Exercise data:
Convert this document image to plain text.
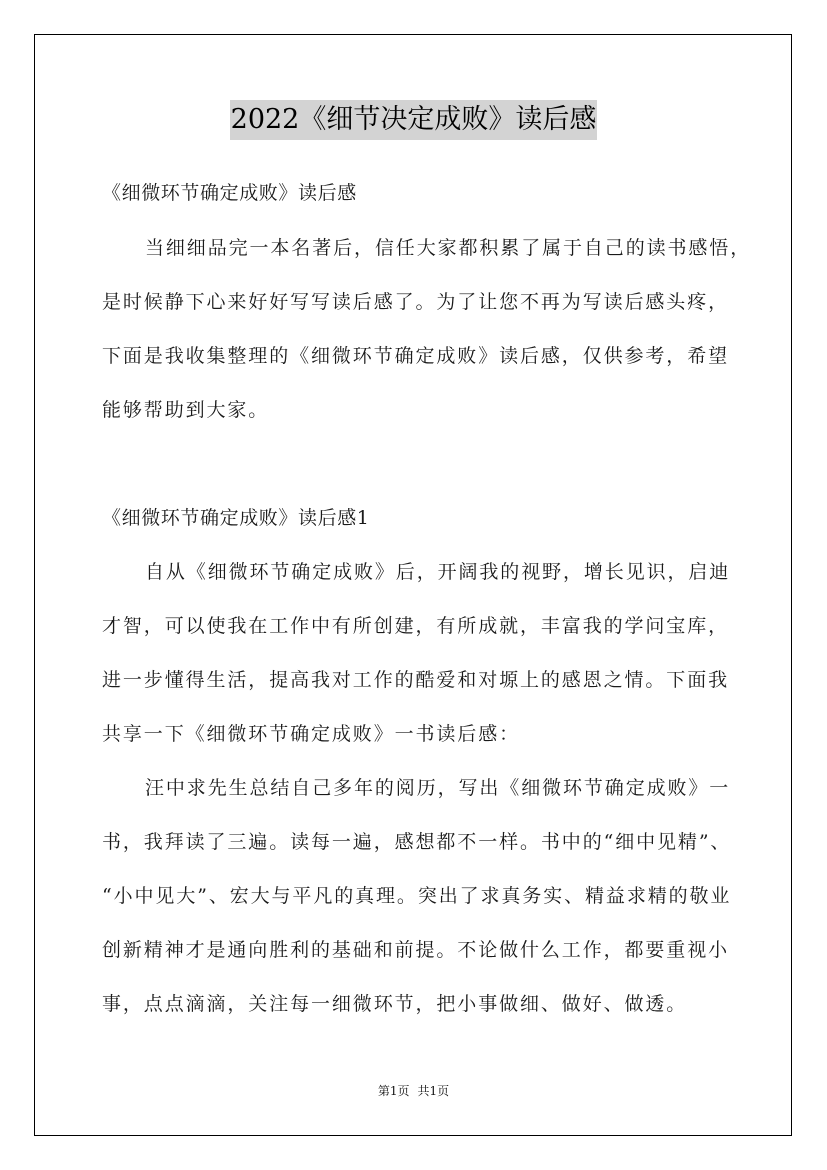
2022《细节决定成败》读后感
《细微环节确定成败》读后感
当细细品完一本名著后，信任大家都积累了属于自己的读书感悟，
是时候静下心来好好写写读后感了。为了让您不再为写读后感头疼，
下面是我收集整理的《细微环节确定成败》读后感，仅供参考，希望
能够帮助到大家。
《细微环节确定成败》读后感1
自从《细微环节确定成败》后，开阔我的视野，增长见识，启迪
才智，可以使我在工作中有所创建，有所成就，丰富我的学问宝库，
进一步懂得生活，提高我对工作的酷爱和对塬上的感恩之情。下面我
共享一下《细微环节确定成败》一书读后感：
汪中求先生总结自己多年的阅历，写出《细微环节确定成败》一
书，我拜读了三遍。读每一遍，感想都不一样。书中的“细中见精”、
“小中见大”、宏大与平凡的真理。突出了求真务实、精益求精的敬业
创新精神才是通向胜利的基础和前提。不论做什么工作，都要重视小
事，点点滴滴，关注每一细微环节，把小事做细、做好、做透。
第1页 共1页
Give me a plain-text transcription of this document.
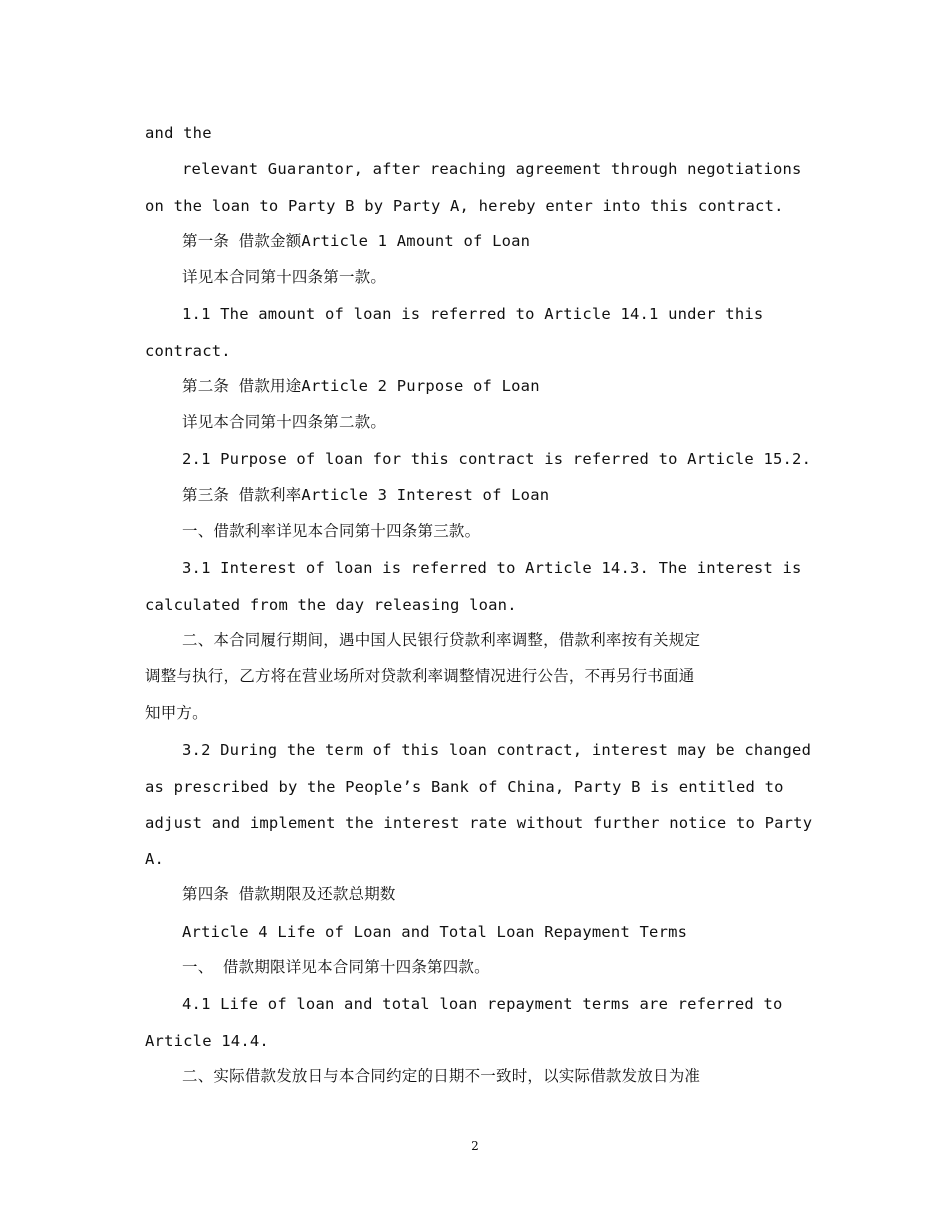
and the
relevant Guarantor, after reaching agreement through negotiations
on the loan to Party B by Party A, hereby enter into this contract.
第一条 借款金额Article 1 Amount of Loan
详见本合同第十四条第一款。
1.1 The amount of loan is referred to Article 14.1 under this
contract.
第二条 借款用途Article 2 Purpose of Loan
详见本合同第十四条第二款。
2.1 Purpose of loan for this contract is referred to Article 15.2.
第三条 借款利率Article 3 Interest of Loan
一、借款利率详见本合同第十四条第三款。
3.1 Interest of loan is referred to Article 14.3. The interest is
calculated from the day releasing loan.
二、本合同履行期间，遇中国人民银行贷款利率调整，借款利率按有关规定
调整与执行，乙方将在营业场所对贷款利率调整情况进行公告，不再另行书面通
知甲方。
3.2 During the term of this loan contract, interest may be changed
as prescribed by the People’s Bank of China, Party B is entitled to
adjust and implement the interest rate without further notice to Party
A.
第四条 借款期限及还款总期数
Article 4 Life of Loan and Total Loan Repayment Terms
一、 借款期限详见本合同第十四条第四款。
4.1 Life of loan and total loan repayment terms are referred to
Article 14.4.
二、实际借款发放日与本合同约定的日期不一致时，以实际借款发放日为准
2
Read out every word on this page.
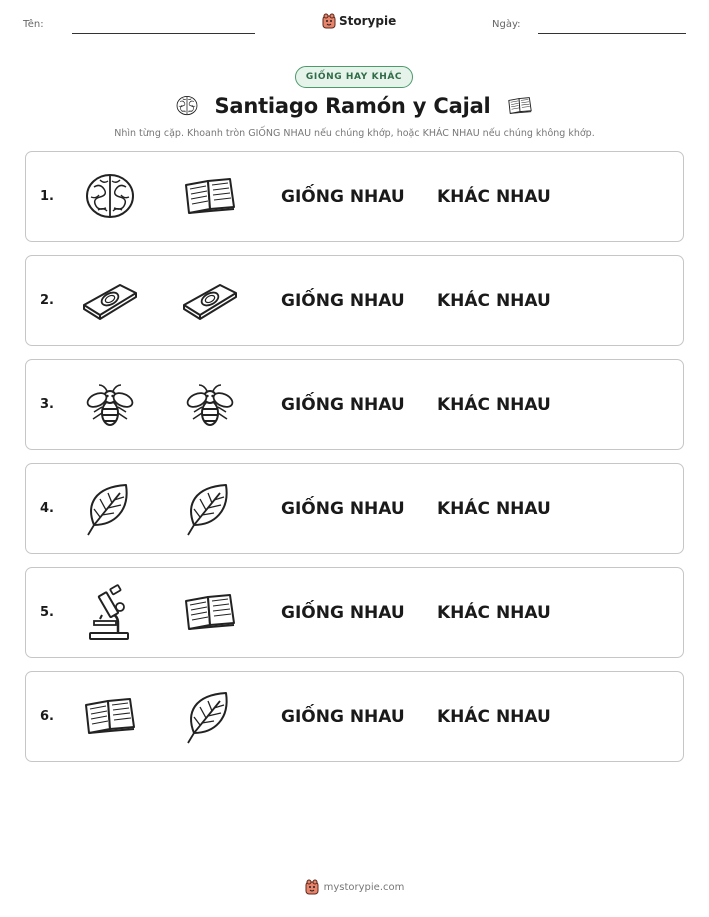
Tên:	Storypie	Ngày:
GIỐNG HAY KHÁC
Santiago Ramón y Cajal
Nhìn từng cặp. Khoanh tròn GIỐNG NHAU nếu chúng khớp, hoặc KHÁC NHAU nếu chúng không khớp.
1.	GIỐNG NHAU KHÁC NHAU
2.	GIỐNG NHAU KHÁC NHAU
3.	GIỐNG NHAU KHÁC NHAU
4.	GIỐNG NHAU KHÁC NHAU
5.	GIỐNG NHAU KHÁC NHAU
6.	GIỐNG NHAU KHÁC NHAU
mystorypie.com
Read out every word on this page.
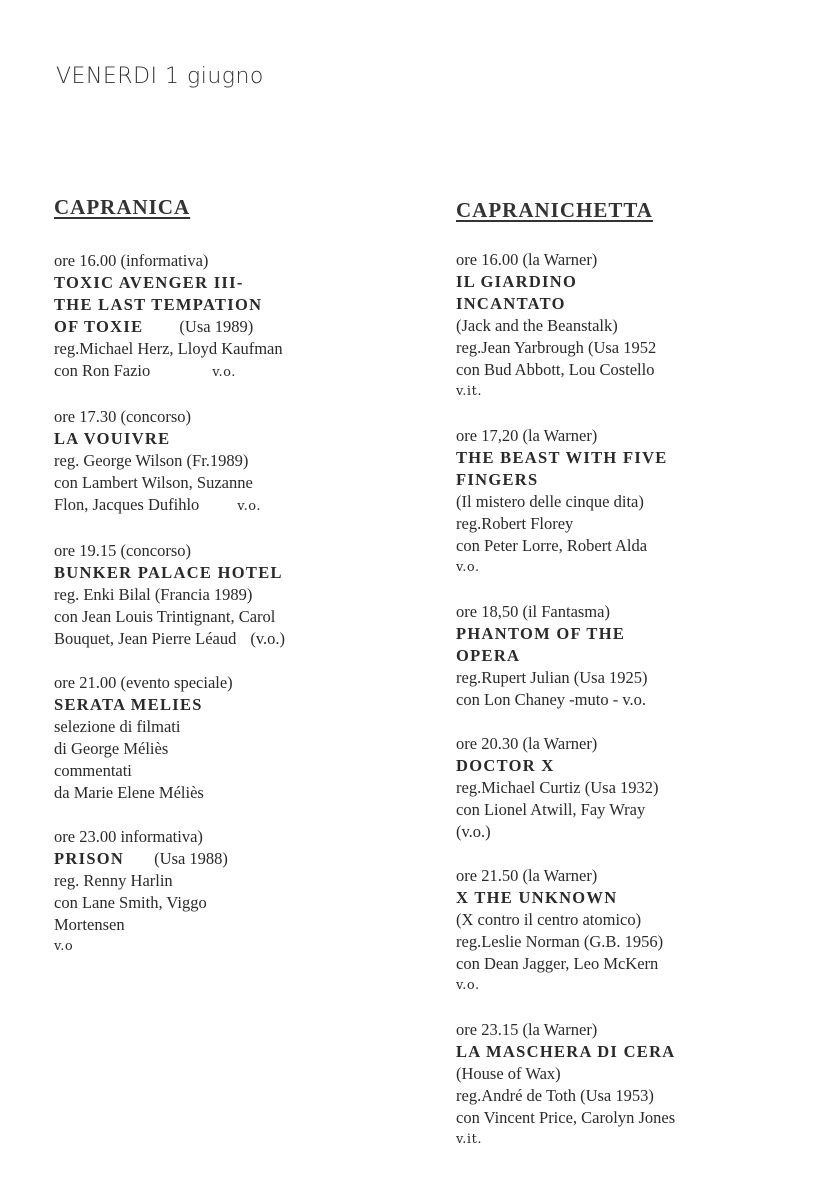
VENERDI 1 giugno
CAPRANICA
ore 16.00 (informativa)
TOXIC AVENGER III-
THE LAST TEMPATION
OF TOXIE (Usa 1989)
reg.Michael Herz, Lloyd Kaufman
con Ron Fazio	v.o.
ore 17.30 (concorso)
LA VOUIVRE
reg. George Wilson (Fr.1989)
con Lambert Wilson, Suzanne
Flon, Jacques Dufihlo	v.o.
ore 19.15 (concorso)
BUNKER PALACE HOTEL
reg. Enki Bilal (Francia 1989)
con Jean Louis Trintignant, Carol
Bouquet, Jean Pierre Léaud (v.o.)
ore 21.00 (evento speciale)
SERATA MELIES
selezione di filmati
di George Méliès
commentati
da Marie Elene Méliès
ore 23.00 informativa)
PRISON (Usa 1988)
reg. Renny Harlin
con Lane Smith, Viggo
Mortensen
v.o
CAPRANICHETTA
ore 16.00 (la Warner)
IL GIARDINO
INCANTATO
(Jack and the Beanstalk)
reg.Jean Yarbrough (Usa 1952
con Bud Abbott, Lou Costello
v.it.
ore 17,20 (la Warner)
THE BEAST WITH FIVE
FINGERS
(Il mistero delle cinque dita)
reg.Robert Florey
con Peter Lorre, Robert Alda
v.o.
ore 18,50 (il Fantasma)
PHANTOM OF THE
OPERA
reg.Rupert Julian (Usa 1925)
con Lon Chaney -muto - v.o.
ore 20.30 (la Warner)
DOCTOR X
reg.Michael Curtiz (Usa 1932)
con Lionel Atwill, Fay Wray
(v.o.)
ore 21.50 (la Warner)
X THE UNKNOWN
(X contro il centro atomico)
reg.Leslie Norman (G.B. 1956)
con Dean Jagger, Leo McKern
v.o.
ore 23.15 (la Warner)
LA MASCHERA DI CERA
(House of Wax)
reg.André de Toth (Usa 1953)
con Vincent Price, Carolyn Jones
v.it.
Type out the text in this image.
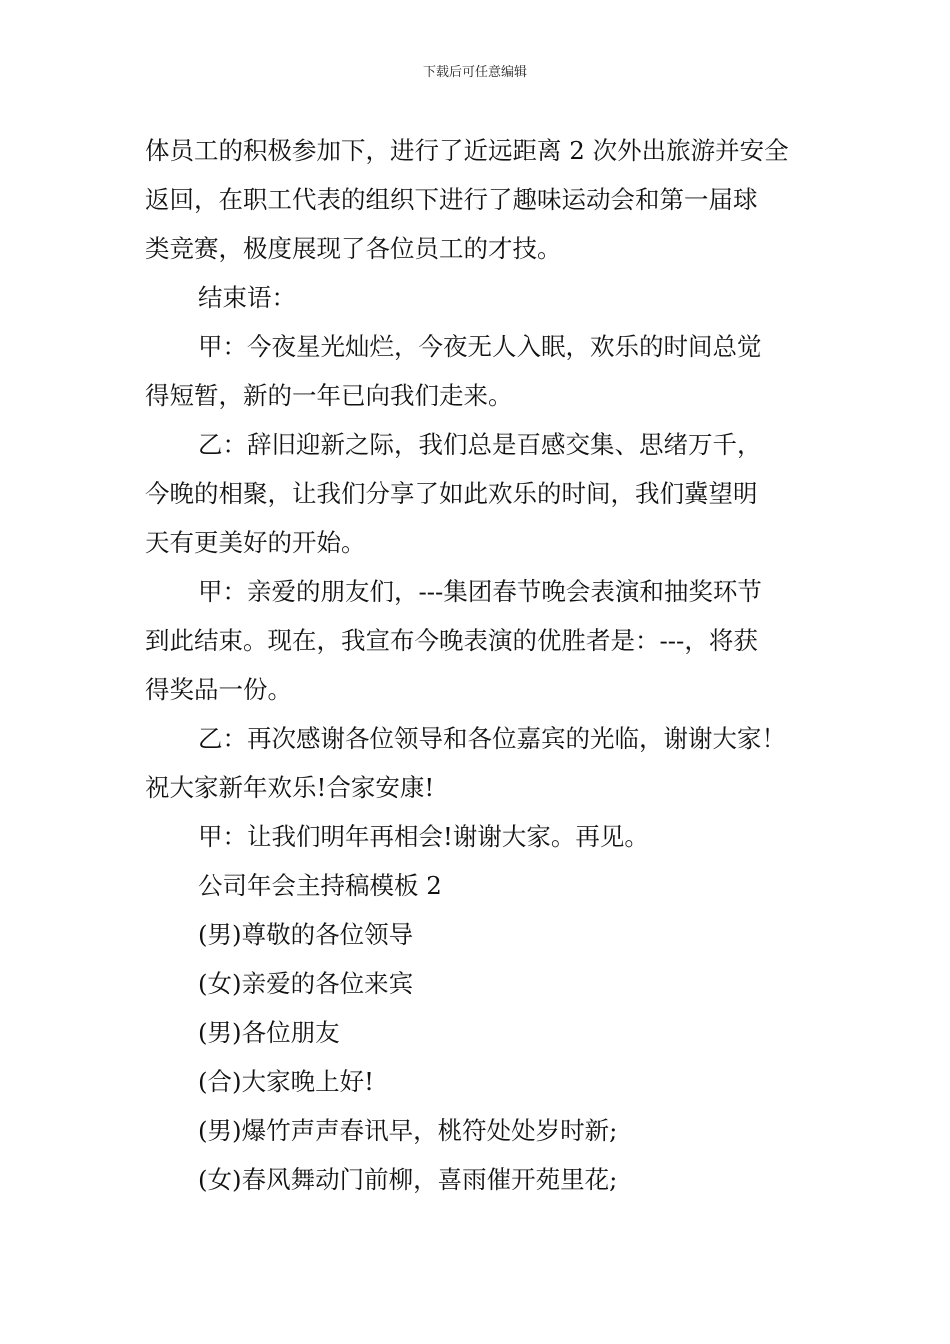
下载后可任意编辑
体员工的积极参加下，进行了近远距离 2 次外出旅游并安全
返回，在职工代表的组织下进行了趣味运动会和第一届球
类竞赛，极度展现了各位员工的才技。
结束语：
甲：今夜星光灿烂，今夜无人入眠，欢乐的时间总觉
得短暂，新的一年已向我们走来。
乙：辞旧迎新之际，我们总是百感交集、思绪万千，
今晚的相聚，让我们分享了如此欢乐的时间，我们冀望明
天有更美好的开始。
甲：亲爱的朋友们，---集团春节晚会表演和抽奖环节
到此结束。现在，我宣布今晚表演的优胜者是：---，将获
得奖品一份。
乙：再次感谢各位领导和各位嘉宾的光临，谢谢大家！
祝大家新年欢乐!合家安康!
甲：让我们明年再相会!谢谢大家。再见。
公司年会主持稿模板 2
(男)尊敬的各位领导
(女)亲爱的各位来宾
(男)各位朋友
(合)大家晚上好!
(男)爆竹声声春讯早，桃符处处岁时新;
(女)春风舞动门前柳，喜雨催开苑里花;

Exercise goal:
Repeat the material above verbatim, with no pictures in the output.

Task response:
Convert this document image to plain text.
2022《细节决定成败》读后感
《细微环节确定成败》读后感
当细细品完一本名著后，信任大家都积累了属于自己的读书感悟，
是时候静下心来好好写写读后感了。为了让您不再为写读后感头疼，
下面是我收集整理的《细微环节确定成败》读后感，仅供参考，希望
能够帮助到大家。
《细微环节确定成败》读后感1
自从《细微环节确定成败》后，开阔我的视野，增长见识，启迪
才智，可以使我在工作中有所创建，有所成就，丰富我的学问宝库，
进一步懂得生活，提高我对工作的酷爱和对塬上的感恩之情。下面我
共享一下《细微环节确定成败》一书读后感：
汪中求先生总结自己多年的阅历，写出《细微环节确定成败》一
书，我拜读了三遍。读每一遍，感想都不一样。书中的“细中见精”、
“小中见大”、宏大与平凡的真理。突出了求真务实、精益求精的敬业
创新精神才是通向胜利的基础和前提。不论做什么工作，都要重视小
事，点点滴滴，关注每一细微环节，把小事做细、做好、做透。
第1页 共1页
Give me a plain-text transcription of this document.
and the
relevant Guarantor, after reaching agreement through negotiations
on the loan to Party B by Party A, hereby enter into this contract.
第一条 借款金额Article 1 Amount of Loan
详见本合同第十四条第一款。
1.1 The amount of loan is referred to Article 14.1 under this
contract.
第二条 借款用途Article 2 Purpose of Loan
详见本合同第十四条第二款。
2.1 Purpose of loan for this contract is referred to Article 15.2.
第三条 借款利率Article 3 Interest of Loan
一、借款利率详见本合同第十四条第三款。
3.1 Interest of loan is referred to Article 14.3. The interest is
calculated from the day releasing loan.
二、本合同履行期间，遇中国人民银行贷款利率调整，借款利率按有关规定
调整与执行，乙方将在营业场所对贷款利率调整情况进行公告，不再另行书面通
知甲方。
3.2 During the term of this loan contract, interest may be changed
as prescribed by the People’s Bank of China, Party B is entitled to
adjust and implement the interest rate without further notice to Party
A.
第四条 借款期限及还款总期数
Article 4 Life of Loan and Total Loan Repayment Terms
一、 借款期限详见本合同第十四条第四款。
4.1 Life of loan and total loan repayment terms are referred to
Article 14.4.
二、实际借款发放日与本合同约定的日期不一致时，以实际借款发放日为准
2
Read out every word on this page.
Tên:	Storypie	Ngày:
GIỐNG HAY KHÁC
Santiago Ramón y Cajal
Nhìn từng cặp. Khoanh tròn GIỐNG NHAU nếu chúng khớp, hoặc KHÁC NHAU nếu chúng không khớp.
1.	GIỐNG NHAU KHÁC NHAU
2.	GIỐNG NHAU KHÁC NHAU
3.	GIỐNG NHAU KHÁC NHAU
4.	GIỐNG NHAU KHÁC NHAU
5.	GIỐNG NHAU KHÁC NHAU
6.	GIỐNG NHAU KHÁC NHAU
mystorypie.com
Read out every word on this page.
VENERDI 1 giugno
CAPRANICA
ore 16.00 (informativa)
TOXIC AVENGER III-
THE LAST TEMPATION
OF TOXIE (Usa 1989)
reg.Michael Herz, Lloyd Kaufman
con Ron Fazio	v.o.
ore 17.30 (concorso)
LA VOUIVRE
reg. George Wilson (Fr.1989)
con Lambert Wilson, Suzanne
Flon, Jacques Dufihlo	v.o.
ore 19.15 (concorso)
BUNKER PALACE HOTEL
reg. Enki Bilal (Francia 1989)
con Jean Louis Trintignant, Carol
Bouquet, Jean Pierre Léaud (v.o.)
ore 21.00 (evento speciale)
SERATA MELIES
selezione di filmati
di George Méliès
commentati
da Marie Elene Méliès
ore 23.00 informativa)
PRISON (Usa 1988)
reg. Renny Harlin
con Lane Smith, Viggo
Mortensen
v.o
CAPRANICHETTA
ore 16.00 (la Warner)
IL GIARDINO
INCANTATO
(Jack and the Beanstalk)
reg.Jean Yarbrough (Usa 1952
con Bud Abbott, Lou Costello
v.it.
ore 17,20 (la Warner)
THE BEAST WITH FIVE
FINGERS
(Il mistero delle cinque dita)
reg.Robert Florey
con Peter Lorre, Robert Alda
v.o.
ore 18,50 (il Fantasma)
PHANTOM OF THE
OPERA
reg.Rupert Julian (Usa 1925)
con Lon Chaney -muto - v.o.
ore 20.30 (la Warner)
DOCTOR X
reg.Michael Curtiz (Usa 1932)
con Lionel Atwill, Fay Wray
(v.o.)
ore 21.50 (la Warner)
X THE UNKNOWN
(X contro il centro atomico)
reg.Leslie Norman (G.B. 1956)
con Dean Jagger, Leo McKern
v.o.
ore 23.15 (la Warner)
LA MASCHERA DI CERA
(House of Wax)
reg.André de Toth (Usa 1953)
con Vincent Price, Carolyn Jones
v.it.
Type out the text in this image.
下载后可任意编辑
体员工的积极参加下，进行了近远距离 2 次外出旅游并安全
返回，在职工代表的组织下进行了趣味运动会和第一届球
类竞赛，极度展现了各位员工的才技。
结束语：
甲：今夜星光灿烂，今夜无人入眠，欢乐的时间总觉
得短暂，新的一年已向我们走来。
乙：辞旧迎新之际，我们总是百感交集、思绪万千，
今晚的相聚，让我们分享了如此欢乐的时间，我们冀望明
天有更美好的开始。
甲：亲爱的朋友们，---集团春节晚会表演和抽奖环节
到此结束。现在，我宣布今晚表演的优胜者是：---，将获
得奖品一份。
乙：再次感谢各位领导和各位嘉宾的光临，谢谢大家！
祝大家新年欢乐!合家安康!
甲：让我们明年再相会!谢谢大家。再见。
公司年会主持稿模板 2
(男)尊敬的各位领导
(女)亲爱的各位来宾
(男)各位朋友
(合)大家晚上好!
(男)爆竹声声春讯早，桃符处处岁时新;
(女)春风舞动门前柳，喜雨催开苑里花;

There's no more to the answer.